What is required = Will you give the material below again, every line exactly as it is?

Data excerpts =
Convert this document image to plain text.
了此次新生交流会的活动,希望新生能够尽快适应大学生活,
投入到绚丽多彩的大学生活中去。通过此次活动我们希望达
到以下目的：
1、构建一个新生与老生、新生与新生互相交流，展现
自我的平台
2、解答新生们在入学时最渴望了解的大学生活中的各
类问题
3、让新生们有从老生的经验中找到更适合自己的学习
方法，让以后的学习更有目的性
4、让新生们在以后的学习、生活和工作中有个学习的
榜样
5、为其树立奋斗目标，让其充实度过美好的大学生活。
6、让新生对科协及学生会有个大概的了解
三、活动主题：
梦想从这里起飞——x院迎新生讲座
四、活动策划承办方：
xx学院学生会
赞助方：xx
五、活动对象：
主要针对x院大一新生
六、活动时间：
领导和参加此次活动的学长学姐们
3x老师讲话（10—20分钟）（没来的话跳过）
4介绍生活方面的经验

Answer to this exercise =
Convert this document image to plain text.
了此次新生交流会的活动,希望新生能够尽快适应大学生活,
投入到绚丽多彩的大学生活中去。通过此次活动我们希望达
到以下目的：
1、构建一个新生与老生、新生与新生互相交流，展现
自我的平台
2、解答新生们在入学时最渴望了解的大学生活中的各
类问题
3、让新生们有从老生的经验中找到更适合自己的学习
方法，让以后的学习更有目的性
4、让新生们在以后的学习、生活和工作中有个学习的
榜样
5、为其树立奋斗目标，让其充实度过美好的大学生活。
6、让新生对科协及学生会有个大概的了解
三、活动主题：
梦想从这里起飞——x院迎新生讲座
四、活动策划承办方：
xx学院学生会
赞助方：xx
五、活动对象：
主要针对x院大一新生
六、活动时间：
领导和参加此次活动的学长学姐们
3x老师讲话（10—20分钟）（没来的话跳过）
4介绍生活方面的经验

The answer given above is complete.